Recorded data —

== == ==

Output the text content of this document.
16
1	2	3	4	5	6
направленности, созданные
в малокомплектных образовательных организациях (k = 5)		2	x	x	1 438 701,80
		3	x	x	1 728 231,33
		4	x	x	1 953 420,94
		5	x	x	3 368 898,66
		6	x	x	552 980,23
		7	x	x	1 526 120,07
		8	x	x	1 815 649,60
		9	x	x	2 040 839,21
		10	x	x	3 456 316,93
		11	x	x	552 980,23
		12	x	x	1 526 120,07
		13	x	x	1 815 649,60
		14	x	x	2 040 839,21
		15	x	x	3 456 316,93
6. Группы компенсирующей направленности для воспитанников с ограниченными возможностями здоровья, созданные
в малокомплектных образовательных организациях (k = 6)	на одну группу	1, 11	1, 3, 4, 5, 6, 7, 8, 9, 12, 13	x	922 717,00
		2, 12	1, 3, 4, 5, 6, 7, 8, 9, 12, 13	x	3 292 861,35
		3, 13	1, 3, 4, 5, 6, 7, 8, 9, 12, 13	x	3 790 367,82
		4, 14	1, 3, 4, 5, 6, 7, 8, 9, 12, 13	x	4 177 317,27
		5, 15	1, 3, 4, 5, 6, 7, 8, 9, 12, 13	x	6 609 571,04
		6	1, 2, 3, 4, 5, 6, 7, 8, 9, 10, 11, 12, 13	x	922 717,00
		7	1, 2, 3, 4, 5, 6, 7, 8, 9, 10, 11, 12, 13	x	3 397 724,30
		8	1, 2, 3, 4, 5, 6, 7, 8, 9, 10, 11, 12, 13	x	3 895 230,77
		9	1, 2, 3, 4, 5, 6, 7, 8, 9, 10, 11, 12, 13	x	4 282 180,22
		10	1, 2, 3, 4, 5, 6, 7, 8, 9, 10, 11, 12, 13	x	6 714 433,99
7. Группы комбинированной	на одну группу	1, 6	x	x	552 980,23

== == ==

Without omitting anything, output the entries exactly.

Output the text content of this document.
16
1	2	3	4	5	6
направленности, созданные
в малокомплектных образовательных организациях (k = 5)		2	x	x	1 438 701,80
		3	x	x	1 728 231,33
		4	x	x	1 953 420,94
		5	x	x	3 368 898,66
		6	x	x	552 980,23
		7	x	x	1 526 120,07
		8	x	x	1 815 649,60
		9	x	x	2 040 839,21
		10	x	x	3 456 316,93
		11	x	x	552 980,23
		12	x	x	1 526 120,07
		13	x	x	1 815 649,60
		14	x	x	2 040 839,21
		15	x	x	3 456 316,93
6. Группы компенсирующей направленности для воспитанников с ограниченными возможностями здоровья, созданные
в малокомплектных образовательных организациях (k = 6)	на одну группу	1, 11	1, 3, 4, 5, 6, 7, 8, 9, 12, 13	x	922 717,00
		2, 12	1, 3, 4, 5, 6, 7, 8, 9, 12, 13	x	3 292 861,35
		3, 13	1, 3, 4, 5, 6, 7, 8, 9, 12, 13	x	3 790 367,82
		4, 14	1, 3, 4, 5, 6, 7, 8, 9, 12, 13	x	4 177 317,27
		5, 15	1, 3, 4, 5, 6, 7, 8, 9, 12, 13	x	6 609 571,04
		6	1, 2, 3, 4, 5, 6, 7, 8, 9, 10, 11, 12, 13	x	922 717,00
		7	1, 2, 3, 4, 5, 6, 7, 8, 9, 10, 11, 12, 13	x	3 397 724,30
		8	1, 2, 3, 4, 5, 6, 7, 8, 9, 10, 11, 12, 13	x	3 895 230,77
		9	1, 2, 3, 4, 5, 6, 7, 8, 9, 10, 11, 12, 13	x	4 282 180,22
		10	1, 2, 3, 4, 5, 6, 7, 8, 9, 10, 11, 12, 13	x	6 714 433,99
7. Группы комбинированной	на одну группу	1, 6	x	x	552 980,23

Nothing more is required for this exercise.